_Set exercise_
Copy all of the material word for word, except for the pictures.

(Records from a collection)
=-=-=
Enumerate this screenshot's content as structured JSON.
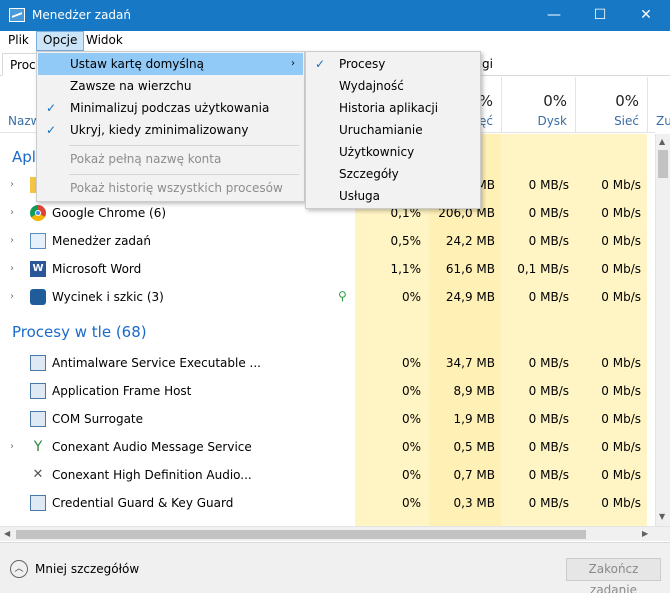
{
  "window": {
    "title": "Menedżer zadań",
    "minimize": "—",
    "maximize": "☐",
    "close": "✕"
  },
  "menubar": {
    "items": [
      "Plik",
      "Opcje",
      "Widok"
    ]
  },
  "tabs": {
    "first_partial": "Proc",
    "last_partial": "gi"
  },
  "header": {
    "name_partial": "Nazw",
    "columns": [
      {
        "pct": "",
        "label": ""
      },
      {
        "pct": "%",
        "label": "ięć"
      },
      {
        "pct": "0%",
        "label": "Dysk"
      },
      {
        "pct": "0%",
        "label": "Sieć"
      },
      {
        "pct": "",
        "label": "Zu"
      }
    ]
  },
  "groups": {
    "apps_partial": "Apl",
    "background": "Procesy w tle (68)"
  },
  "apps": [
    {
      "name": "",
      "cpu": "",
      "mem": "MB",
      "disk": "0 MB/s",
      "net": "0 Mb/s"
    },
    {
      "name": "Google Chrome (6)",
      "cpu": "0,1%",
      "mem": "206,0 MB",
      "disk": "0 MB/s",
      "net": "0 Mb/s"
    },
    {
      "name": "Menedżer zadań",
      "cpu": "0,5%",
      "mem": "24,2 MB",
      "disk": "0 MB/s",
      "net": "0 Mb/s"
    },
    {
      "name": "Microsoft Word",
      "cpu": "1,1%",
      "mem": "61,6 MB",
      "disk": "0,1 MB/s",
      "net": "0 Mb/s"
    },
    {
      "name": "Wycinek i szkic (3)",
      "cpu": "0%",
      "mem": "24,9 MB",
      "disk": "0 MB/s",
      "net": "0 Mb/s"
    }
  ],
  "background": [
    {
      "name": "Antimalware Service Executable ...",
      "cpu": "0%",
      "mem": "34,7 MB",
      "disk": "0 MB/s",
      "net": "0 Mb/s"
    },
    {
      "name": "Application Frame Host",
      "cpu": "0%",
      "mem": "8,9 MB",
      "disk": "0 MB/s",
      "net": "0 Mb/s"
    },
    {
      "name": "COM Surrogate",
      "cpu": "0%",
      "mem": "1,9 MB",
      "disk": "0 MB/s",
      "net": "0 Mb/s"
    },
    {
      "name": "Conexant Audio Message Service",
      "cpu": "0%",
      "mem": "0,5 MB",
      "disk": "0 MB/s",
      "net": "0 Mb/s"
    },
    {
      "name": "Conexant High Definition Audio...",
      "cpu": "0%",
      "mem": "0,7 MB",
      "disk": "0 MB/s",
      "net": "0 Mb/s"
    },
    {
      "name": "Credential Guard & Key Guard",
      "cpu": "0%",
      "mem": "0,3 MB",
      "disk": "0 MB/s",
      "net": "0 Mb/s"
    }
  ],
  "options_menu": {
    "items": [
      {
        "label": "Ustaw kartę domyślną",
        "checked": false,
        "disabled": false,
        "submenu": true
      },
      {
        "label": "Zawsze na wierzchu",
        "checked": false,
        "disabled": false
      },
      {
        "label": "Minimalizuj podczas użytkowania",
        "checked": true,
        "disabled": false
      },
      {
        "label": "Ukryj, kiedy zminimalizowany",
        "checked": true,
        "disabled": false
      },
      {
        "label": "Pokaż pełną nazwę konta",
        "checked": false,
        "disabled": true
      },
      {
        "label": "Pokaż historię wszystkich procesów",
        "checked": false,
        "disabled": true
      }
    ]
  },
  "default_tab_menu": {
    "items": [
      "Procesy",
      "Wydajność",
      "Historia aplikacji",
      "Uruchamianie",
      "Użytkownicy",
      "Szczegóły",
      "Usługa"
    ],
    "checked_index": 0
  },
  "footer": {
    "less_details": "Mniej szczegółów",
    "end_task": "Zakończ zadanie"
  },
  "glyphs": {
    "check": "✓",
    "submenu_arrow": "›",
    "expand": "›",
    "eco_leaf": "⚲"
  },
  "colors": {
    "titlebar": "#1778c6",
    "cpu_col": "#fff4c4",
    "mem_col": "#fff0b6",
    "highlight": "#91c9f7",
    "group_text": "#1b6ac9"
  }
}
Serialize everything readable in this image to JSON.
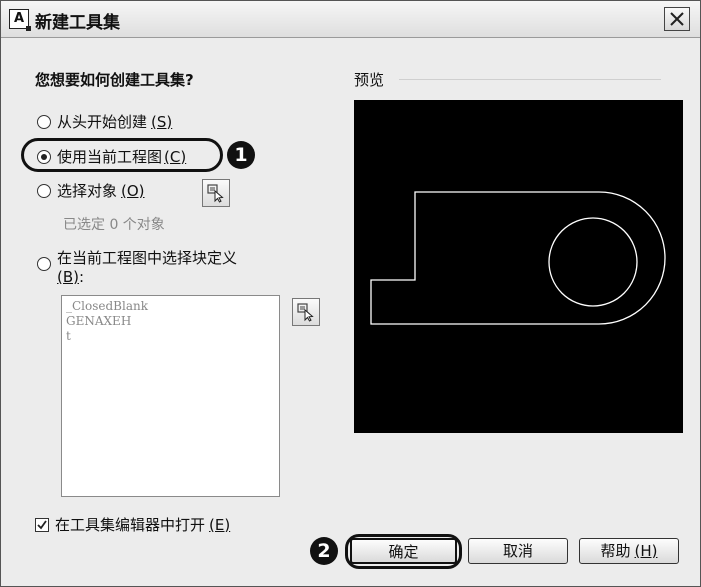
{
  "window": {
    "app_icon_letter": "A",
    "title": "新建工具集"
  },
  "question": "您想要如何创建工具集?",
  "options": {
    "scratch": {
      "label": "从头开始创建",
      "shortcut": "(S)"
    },
    "current": {
      "label": "使用当前工程图",
      "shortcut": "(C)"
    },
    "objects": {
      "label": "选择对象",
      "shortcut": "(O)"
    },
    "selected_info": "已选定 0 个对象",
    "block": {
      "label": "在当前工程图中选择块定义",
      "shortcut": "(B)",
      "suffix": ":"
    }
  },
  "block_list": [
    "_ClosedBlank",
    "GENAXEH",
    "t"
  ],
  "open_in_editor": {
    "label": "在工具集编辑器中打开",
    "shortcut": "(E)",
    "checked": true
  },
  "preview": {
    "label": "预览"
  },
  "buttons": {
    "ok": "确定",
    "cancel": "取消",
    "help": "帮助",
    "help_shortcut": "(H)"
  },
  "markers": {
    "one": "1",
    "two": "2"
  },
  "colors": {
    "preview_bg": "#000000",
    "preview_stroke": "#ffffff"
  }
}
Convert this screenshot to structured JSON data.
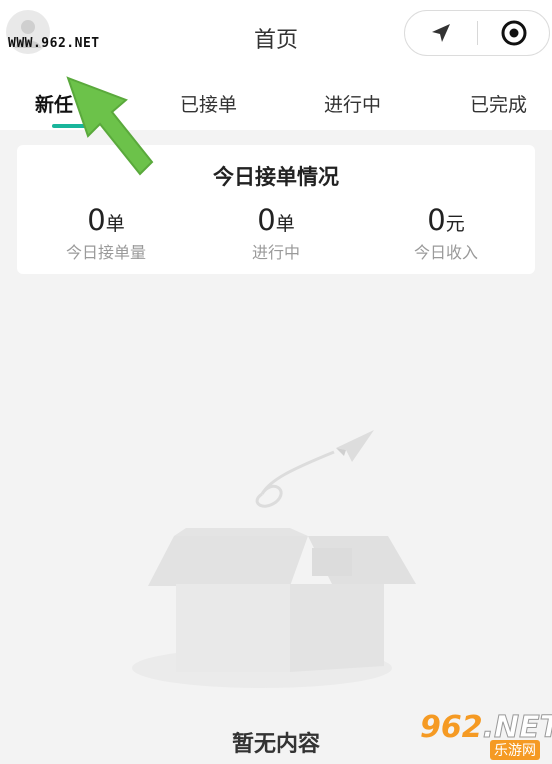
{
  "header": {
    "title": "首页",
    "watermark": "WWW.962.NET"
  },
  "tabs": [
    {
      "label": "新任",
      "active": true
    },
    {
      "label": "已接单",
      "active": false
    },
    {
      "label": "进行中",
      "active": false
    },
    {
      "label": "已完成",
      "active": false
    }
  ],
  "summary": {
    "title": "今日接单情况",
    "stats": [
      {
        "value": "0",
        "unit": "单",
        "label": "今日接单量"
      },
      {
        "value": "0",
        "unit": "单",
        "label": "进行中"
      },
      {
        "value": "0",
        "unit": "元",
        "label": "今日收入"
      }
    ]
  },
  "empty": {
    "text": "暂无内容"
  },
  "bottom_watermark": {
    "big": "962",
    "big_suffix": ".NET",
    "small": "乐游网"
  },
  "colors": {
    "accent": "#19b59b",
    "arrow": "#6cc24a",
    "background": "#f3f3f3"
  },
  "icons": [
    "avatar-icon",
    "navigation-icon",
    "record-icon",
    "paper-plane-icon",
    "empty-box-icon"
  ]
}
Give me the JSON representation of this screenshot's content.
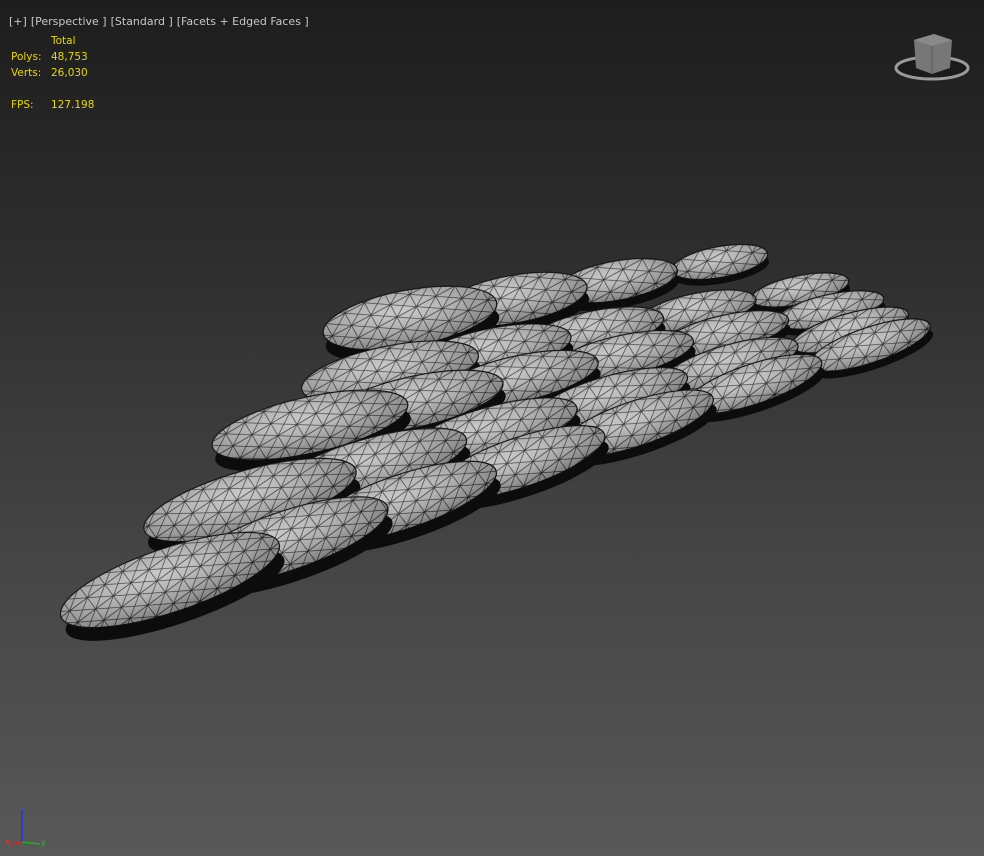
{
  "viewport": {
    "labels": [
      "[+]",
      "[Perspective ]",
      "[Standard ]",
      "[Facets + Edged Faces ]"
    ],
    "stats": {
      "header": "Total",
      "rows": [
        {
          "key": "Polys:",
          "value": "48,753"
        },
        {
          "key": "Verts:",
          "value": "26,030"
        }
      ],
      "fps_key": "FPS:",
      "fps_value": "127.198"
    },
    "text_color": "#e6d800",
    "axis": {
      "x": "x",
      "y": "y",
      "z": "z"
    }
  }
}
=-=-=
_Reply_
Enumerate this screenshot's content as structured JSON.
{
  "window": {
    "title": "Menedżer zadań",
    "minimize": "—",
    "maximize": "☐",
    "close": "✕"
  },
  "menubar": {
    "items": [
      "Plik",
      "Opcje",
      "Widok"
    ]
  },
  "tabs": {
    "first_partial": "Proc",
    "last_partial": "gi"
  },
  "header": {
    "name_partial": "Nazw",
    "columns": [
      {
        "pct": "",
        "label": ""
      },
      {
        "pct": "%",
        "label": "ięć"
      },
      {
        "pct": "0%",
        "label": "Dysk"
      },
      {
        "pct": "0%",
        "label": "Sieć"
      },
      {
        "pct": "",
        "label": "Zu"
      }
    ]
  },
  "groups": {
    "apps_partial": "Apl",
    "background": "Procesy w tle (68)"
  },
  "apps": [
    {
      "name": "",
      "cpu": "",
      "mem": "MB",
      "disk": "0 MB/s",
      "net": "0 Mb/s"
    },
    {
      "name": "Google Chrome (6)",
      "cpu": "0,1%",
      "mem": "206,0 MB",
      "disk": "0 MB/s",
      "net": "0 Mb/s"
    },
    {
      "name": "Menedżer zadań",
      "cpu": "0,5%",
      "mem": "24,2 MB",
      "disk": "0 MB/s",
      "net": "0 Mb/s"
    },
    {
      "name": "Microsoft Word",
      "cpu": "1,1%",
      "mem": "61,6 MB",
      "disk": "0,1 MB/s",
      "net": "0 Mb/s"
    },
    {
      "name": "Wycinek i szkic (3)",
      "cpu": "0%",
      "mem": "24,9 MB",
      "disk": "0 MB/s",
      "net": "0 Mb/s"
    }
  ],
  "background": [
    {
      "name": "Antimalware Service Executable ...",
      "cpu": "0%",
      "mem": "34,7 MB",
      "disk": "0 MB/s",
      "net": "0 Mb/s"
    },
    {
      "name": "Application Frame Host",
      "cpu": "0%",
      "mem": "8,9 MB",
      "disk": "0 MB/s",
      "net": "0 Mb/s"
    },
    {
      "name": "COM Surrogate",
      "cpu": "0%",
      "mem": "1,9 MB",
      "disk": "0 MB/s",
      "net": "0 Mb/s"
    },
    {
      "name": "Conexant Audio Message Service",
      "cpu": "0%",
      "mem": "0,5 MB",
      "disk": "0 MB/s",
      "net": "0 Mb/s"
    },
    {
      "name": "Conexant High Definition Audio...",
      "cpu": "0%",
      "mem": "0,7 MB",
      "disk": "0 MB/s",
      "net": "0 Mb/s"
    },
    {
      "name": "Credential Guard & Key Guard",
      "cpu": "0%",
      "mem": "0,3 MB",
      "disk": "0 MB/s",
      "net": "0 Mb/s"
    }
  ],
  "options_menu": {
    "items": [
      {
        "label": "Ustaw kartę domyślną",
        "checked": false,
        "disabled": false,
        "submenu": true
      },
      {
        "label": "Zawsze na wierzchu",
        "checked": false,
        "disabled": false
      },
      {
        "label": "Minimalizuj podczas użytkowania",
        "checked": true,
        "disabled": false
      },
      {
        "label": "Ukryj, kiedy zminimalizowany",
        "checked": true,
        "disabled": false
      },
      {
        "label": "Pokaż pełną nazwę konta",
        "checked": false,
        "disabled": true
      },
      {
        "label": "Pokaż historię wszystkich procesów",
        "checked": false,
        "disabled": true
      }
    ]
  },
  "default_tab_menu": {
    "items": [
      "Procesy",
      "Wydajność",
      "Historia aplikacji",
      "Uruchamianie",
      "Użytkownicy",
      "Szczegóły",
      "Usługa"
    ],
    "checked_index": 0
  },
  "footer": {
    "less_details": "Mniej szczegółów",
    "end_task": "Zakończ zadanie"
  },
  "glyphs": {
    "check": "✓",
    "submenu_arrow": "›",
    "expand": "›",
    "eco_leaf": "⚲"
  },
  "colors": {
    "titlebar": "#1778c6",
    "cpu_col": "#fff4c4",
    "mem_col": "#fff0b6",
    "highlight": "#91c9f7",
    "group_text": "#1b6ac9"
  }
}
Serialize everything readable in this image to JSON.
{
  "window": {
    "app_icon_letter": "A",
    "title": "新建工具集"
  },
  "question": "您想要如何创建工具集?",
  "options": {
    "scratch": {
      "label": "从头开始创建",
      "shortcut": "(S)"
    },
    "current": {
      "label": "使用当前工程图",
      "shortcut": "(C)"
    },
    "objects": {
      "label": "选择对象",
      "shortcut": "(O)"
    },
    "selected_info": "已选定 0 个对象",
    "block": {
      "label": "在当前工程图中选择块定义",
      "shortcut": "(B)",
      "suffix": ":"
    }
  },
  "block_list": [
    "_ClosedBlank",
    "GENAXEH",
    "t"
  ],
  "open_in_editor": {
    "label": "在工具集编辑器中打开",
    "shortcut": "(E)",
    "checked": true
  },
  "preview": {
    "label": "预览"
  },
  "buttons": {
    "ok": "确定",
    "cancel": "取消",
    "help": "帮助",
    "help_shortcut": "(H)"
  },
  "markers": {
    "one": "1",
    "two": "2"
  },
  "colors": {
    "preview_bg": "#000000",
    "preview_stroke": "#ffffff"
  }
}
Convert this screenshot to structured JSON data.
{
  "header": {
    "title": "首页",
    "watermark": "WWW.962.NET"
  },
  "tabs": [
    {
      "label": "新任",
      "active": true
    },
    {
      "label": "已接单",
      "active": false
    },
    {
      "label": "进行中",
      "active": false
    },
    {
      "label": "已完成",
      "active": false
    }
  ],
  "summary": {
    "title": "今日接单情况",
    "stats": [
      {
        "value": "0",
        "unit": "单",
        "label": "今日接单量"
      },
      {
        "value": "0",
        "unit": "单",
        "label": "进行中"
      },
      {
        "value": "0",
        "unit": "元",
        "label": "今日收入"
      }
    ]
  },
  "empty": {
    "text": "暂无内容"
  },
  "bottom_watermark": {
    "big": "962",
    "big_suffix": ".NET",
    "small": "乐游网"
  },
  "colors": {
    "accent": "#19b59b",
    "arrow": "#6cc24a",
    "background": "#f3f3f3"
  },
  "icons": [
    "avatar-icon",
    "navigation-icon",
    "record-icon",
    "paper-plane-icon",
    "empty-box-icon"
  ]
}
Give me the JSON representation of this screenshot's content.
{
  "viewport": {
    "labels": [
      "[+]",
      "[Perspective ]",
      "[Standard ]",
      "[Facets + Edged Faces ]"
    ],
    "stats": {
      "header": "Total",
      "rows": [
        {
          "key": "Polys:",
          "value": "48,753"
        },
        {
          "key": "Verts:",
          "value": "26,030"
        }
      ],
      "fps_key": "FPS:",
      "fps_value": "127.198"
    },
    "text_color": "#e6d800",
    "axis": {
      "x": "x",
      "y": "y",
      "z": "z"
    }
  }
}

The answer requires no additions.